── EXERCISE MATERIALS
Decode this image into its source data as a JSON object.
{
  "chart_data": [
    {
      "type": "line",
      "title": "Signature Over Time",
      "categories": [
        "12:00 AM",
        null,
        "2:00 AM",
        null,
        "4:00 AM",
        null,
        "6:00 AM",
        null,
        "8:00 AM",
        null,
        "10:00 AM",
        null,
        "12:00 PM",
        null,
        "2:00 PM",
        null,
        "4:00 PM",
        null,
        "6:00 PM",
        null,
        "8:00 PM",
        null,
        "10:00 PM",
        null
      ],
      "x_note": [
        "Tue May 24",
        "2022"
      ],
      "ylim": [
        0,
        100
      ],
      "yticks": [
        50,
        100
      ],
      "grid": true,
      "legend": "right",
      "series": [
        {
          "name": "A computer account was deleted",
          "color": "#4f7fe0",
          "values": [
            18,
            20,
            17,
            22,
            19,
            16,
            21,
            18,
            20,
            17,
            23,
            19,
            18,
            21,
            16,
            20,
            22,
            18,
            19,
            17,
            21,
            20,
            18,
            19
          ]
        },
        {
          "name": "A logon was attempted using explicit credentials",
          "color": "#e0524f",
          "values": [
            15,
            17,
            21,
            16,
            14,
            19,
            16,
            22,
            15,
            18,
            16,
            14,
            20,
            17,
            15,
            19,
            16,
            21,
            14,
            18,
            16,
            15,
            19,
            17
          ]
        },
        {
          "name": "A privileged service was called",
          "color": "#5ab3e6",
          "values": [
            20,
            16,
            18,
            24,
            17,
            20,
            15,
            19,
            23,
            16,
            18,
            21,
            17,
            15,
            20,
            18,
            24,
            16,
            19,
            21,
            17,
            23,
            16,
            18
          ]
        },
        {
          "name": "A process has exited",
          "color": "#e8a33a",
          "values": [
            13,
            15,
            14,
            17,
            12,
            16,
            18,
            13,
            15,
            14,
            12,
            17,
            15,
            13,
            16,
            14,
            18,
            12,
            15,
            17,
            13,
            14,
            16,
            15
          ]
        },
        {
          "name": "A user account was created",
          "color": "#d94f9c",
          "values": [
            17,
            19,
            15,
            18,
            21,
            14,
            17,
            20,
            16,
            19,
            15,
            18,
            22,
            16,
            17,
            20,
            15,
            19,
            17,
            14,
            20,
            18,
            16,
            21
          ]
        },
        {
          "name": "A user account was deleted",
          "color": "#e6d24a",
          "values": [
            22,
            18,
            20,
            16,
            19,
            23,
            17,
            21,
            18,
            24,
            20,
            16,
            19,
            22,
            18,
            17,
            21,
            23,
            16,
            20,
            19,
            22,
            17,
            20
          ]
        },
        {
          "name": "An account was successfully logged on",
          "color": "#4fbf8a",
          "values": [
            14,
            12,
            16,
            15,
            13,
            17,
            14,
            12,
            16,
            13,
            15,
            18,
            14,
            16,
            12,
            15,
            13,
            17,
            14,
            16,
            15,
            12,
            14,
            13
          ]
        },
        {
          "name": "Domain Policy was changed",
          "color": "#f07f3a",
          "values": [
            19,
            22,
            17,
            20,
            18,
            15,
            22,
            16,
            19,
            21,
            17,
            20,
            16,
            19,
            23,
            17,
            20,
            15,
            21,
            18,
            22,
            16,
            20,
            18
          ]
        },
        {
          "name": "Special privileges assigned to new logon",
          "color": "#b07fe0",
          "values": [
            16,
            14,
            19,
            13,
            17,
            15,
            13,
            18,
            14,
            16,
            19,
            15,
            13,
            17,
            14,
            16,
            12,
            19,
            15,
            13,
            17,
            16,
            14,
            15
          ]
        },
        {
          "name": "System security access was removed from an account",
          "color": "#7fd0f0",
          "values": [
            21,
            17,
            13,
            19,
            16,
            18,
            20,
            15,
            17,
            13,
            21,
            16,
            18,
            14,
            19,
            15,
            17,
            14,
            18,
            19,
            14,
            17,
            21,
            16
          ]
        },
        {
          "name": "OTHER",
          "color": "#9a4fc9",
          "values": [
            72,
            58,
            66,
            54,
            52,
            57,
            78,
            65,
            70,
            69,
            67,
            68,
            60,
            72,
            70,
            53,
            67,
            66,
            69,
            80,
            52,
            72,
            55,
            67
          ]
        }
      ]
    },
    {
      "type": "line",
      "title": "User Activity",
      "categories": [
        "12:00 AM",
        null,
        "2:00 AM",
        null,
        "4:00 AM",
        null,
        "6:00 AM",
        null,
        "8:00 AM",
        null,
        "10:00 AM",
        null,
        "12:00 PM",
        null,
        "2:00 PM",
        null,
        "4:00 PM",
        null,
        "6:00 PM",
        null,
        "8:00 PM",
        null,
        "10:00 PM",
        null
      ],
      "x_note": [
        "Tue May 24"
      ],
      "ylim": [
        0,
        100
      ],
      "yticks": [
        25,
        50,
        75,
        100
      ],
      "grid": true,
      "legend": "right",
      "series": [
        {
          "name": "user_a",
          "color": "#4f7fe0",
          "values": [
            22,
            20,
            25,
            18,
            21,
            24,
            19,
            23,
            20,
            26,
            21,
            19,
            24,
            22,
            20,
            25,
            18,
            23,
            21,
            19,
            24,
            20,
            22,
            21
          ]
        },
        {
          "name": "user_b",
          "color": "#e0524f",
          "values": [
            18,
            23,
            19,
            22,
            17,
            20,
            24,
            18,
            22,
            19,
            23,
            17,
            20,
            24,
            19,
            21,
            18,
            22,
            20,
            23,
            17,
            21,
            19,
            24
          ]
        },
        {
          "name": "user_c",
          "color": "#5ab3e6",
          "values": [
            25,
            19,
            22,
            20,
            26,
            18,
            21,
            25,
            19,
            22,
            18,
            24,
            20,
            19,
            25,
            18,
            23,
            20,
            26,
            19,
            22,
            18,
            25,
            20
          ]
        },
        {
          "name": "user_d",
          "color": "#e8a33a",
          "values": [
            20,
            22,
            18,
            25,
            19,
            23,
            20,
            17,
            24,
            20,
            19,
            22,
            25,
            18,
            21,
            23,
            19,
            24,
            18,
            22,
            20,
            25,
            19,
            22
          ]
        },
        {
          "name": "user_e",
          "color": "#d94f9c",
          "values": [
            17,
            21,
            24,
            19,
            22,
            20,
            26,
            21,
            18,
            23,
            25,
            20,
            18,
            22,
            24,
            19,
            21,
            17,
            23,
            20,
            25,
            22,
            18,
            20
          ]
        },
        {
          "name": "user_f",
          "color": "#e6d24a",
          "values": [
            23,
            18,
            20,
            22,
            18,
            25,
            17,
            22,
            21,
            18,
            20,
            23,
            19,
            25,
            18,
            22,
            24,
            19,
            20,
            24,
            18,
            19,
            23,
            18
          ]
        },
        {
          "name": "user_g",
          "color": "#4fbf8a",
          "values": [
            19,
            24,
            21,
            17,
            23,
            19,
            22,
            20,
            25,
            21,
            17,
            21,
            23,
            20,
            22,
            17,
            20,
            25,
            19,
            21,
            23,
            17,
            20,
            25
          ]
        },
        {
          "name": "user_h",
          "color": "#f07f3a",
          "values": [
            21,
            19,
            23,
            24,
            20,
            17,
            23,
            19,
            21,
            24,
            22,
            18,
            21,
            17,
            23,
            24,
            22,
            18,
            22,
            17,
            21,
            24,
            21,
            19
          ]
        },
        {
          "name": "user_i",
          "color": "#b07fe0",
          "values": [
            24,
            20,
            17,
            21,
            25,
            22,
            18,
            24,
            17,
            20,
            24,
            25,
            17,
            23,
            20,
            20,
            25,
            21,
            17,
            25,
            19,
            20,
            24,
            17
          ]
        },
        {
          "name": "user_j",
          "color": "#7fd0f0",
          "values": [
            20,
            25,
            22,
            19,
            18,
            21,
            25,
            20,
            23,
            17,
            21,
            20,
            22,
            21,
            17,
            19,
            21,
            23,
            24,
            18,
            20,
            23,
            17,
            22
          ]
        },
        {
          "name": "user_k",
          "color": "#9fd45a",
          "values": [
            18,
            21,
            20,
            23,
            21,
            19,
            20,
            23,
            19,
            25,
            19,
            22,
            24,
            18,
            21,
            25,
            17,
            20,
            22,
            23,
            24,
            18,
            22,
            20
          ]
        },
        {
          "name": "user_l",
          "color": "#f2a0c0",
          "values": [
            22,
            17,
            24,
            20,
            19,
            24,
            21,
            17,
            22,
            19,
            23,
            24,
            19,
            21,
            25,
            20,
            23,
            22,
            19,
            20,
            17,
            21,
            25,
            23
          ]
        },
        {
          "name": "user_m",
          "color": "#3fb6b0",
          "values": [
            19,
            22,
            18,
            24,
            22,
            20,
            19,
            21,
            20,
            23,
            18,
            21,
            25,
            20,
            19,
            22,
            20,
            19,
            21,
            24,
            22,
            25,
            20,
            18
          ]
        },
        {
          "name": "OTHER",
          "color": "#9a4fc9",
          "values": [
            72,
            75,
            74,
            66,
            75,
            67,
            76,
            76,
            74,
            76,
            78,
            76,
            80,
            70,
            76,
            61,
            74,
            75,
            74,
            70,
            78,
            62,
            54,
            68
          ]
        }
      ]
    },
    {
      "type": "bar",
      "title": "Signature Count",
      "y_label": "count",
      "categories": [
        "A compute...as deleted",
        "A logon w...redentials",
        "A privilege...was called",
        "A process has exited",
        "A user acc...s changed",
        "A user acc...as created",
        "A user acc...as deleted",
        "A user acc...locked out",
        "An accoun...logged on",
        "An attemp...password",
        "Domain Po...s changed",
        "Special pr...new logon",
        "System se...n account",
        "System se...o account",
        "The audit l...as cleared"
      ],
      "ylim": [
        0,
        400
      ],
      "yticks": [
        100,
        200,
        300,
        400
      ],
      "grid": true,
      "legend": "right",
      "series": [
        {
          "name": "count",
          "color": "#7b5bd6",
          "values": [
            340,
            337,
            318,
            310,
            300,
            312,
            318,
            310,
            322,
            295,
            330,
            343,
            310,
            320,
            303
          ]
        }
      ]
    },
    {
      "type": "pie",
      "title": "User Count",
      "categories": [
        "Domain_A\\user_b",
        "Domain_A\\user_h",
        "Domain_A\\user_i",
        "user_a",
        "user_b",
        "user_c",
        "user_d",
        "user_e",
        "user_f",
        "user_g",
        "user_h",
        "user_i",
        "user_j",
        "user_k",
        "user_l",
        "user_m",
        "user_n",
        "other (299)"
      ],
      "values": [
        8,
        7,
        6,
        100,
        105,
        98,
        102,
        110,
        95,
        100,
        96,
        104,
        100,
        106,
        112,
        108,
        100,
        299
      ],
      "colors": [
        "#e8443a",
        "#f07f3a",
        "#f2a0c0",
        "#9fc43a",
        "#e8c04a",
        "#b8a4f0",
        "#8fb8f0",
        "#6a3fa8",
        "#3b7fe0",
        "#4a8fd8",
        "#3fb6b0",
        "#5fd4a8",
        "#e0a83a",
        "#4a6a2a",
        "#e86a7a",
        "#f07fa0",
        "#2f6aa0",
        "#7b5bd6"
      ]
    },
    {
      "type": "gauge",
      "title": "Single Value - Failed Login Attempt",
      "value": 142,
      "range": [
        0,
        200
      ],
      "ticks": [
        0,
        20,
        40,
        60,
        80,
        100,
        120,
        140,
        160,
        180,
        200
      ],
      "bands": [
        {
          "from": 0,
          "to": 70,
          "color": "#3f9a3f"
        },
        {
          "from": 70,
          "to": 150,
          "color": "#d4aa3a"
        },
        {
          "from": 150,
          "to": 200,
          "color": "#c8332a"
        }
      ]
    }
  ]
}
────
→ **WHAT IS ASKED**:
Scan the listing above and copy all lines containing the word "created".

→ **RESPONSE TO THIS TASK**:
          "name": "A user account was created",
        "A user acc...as created",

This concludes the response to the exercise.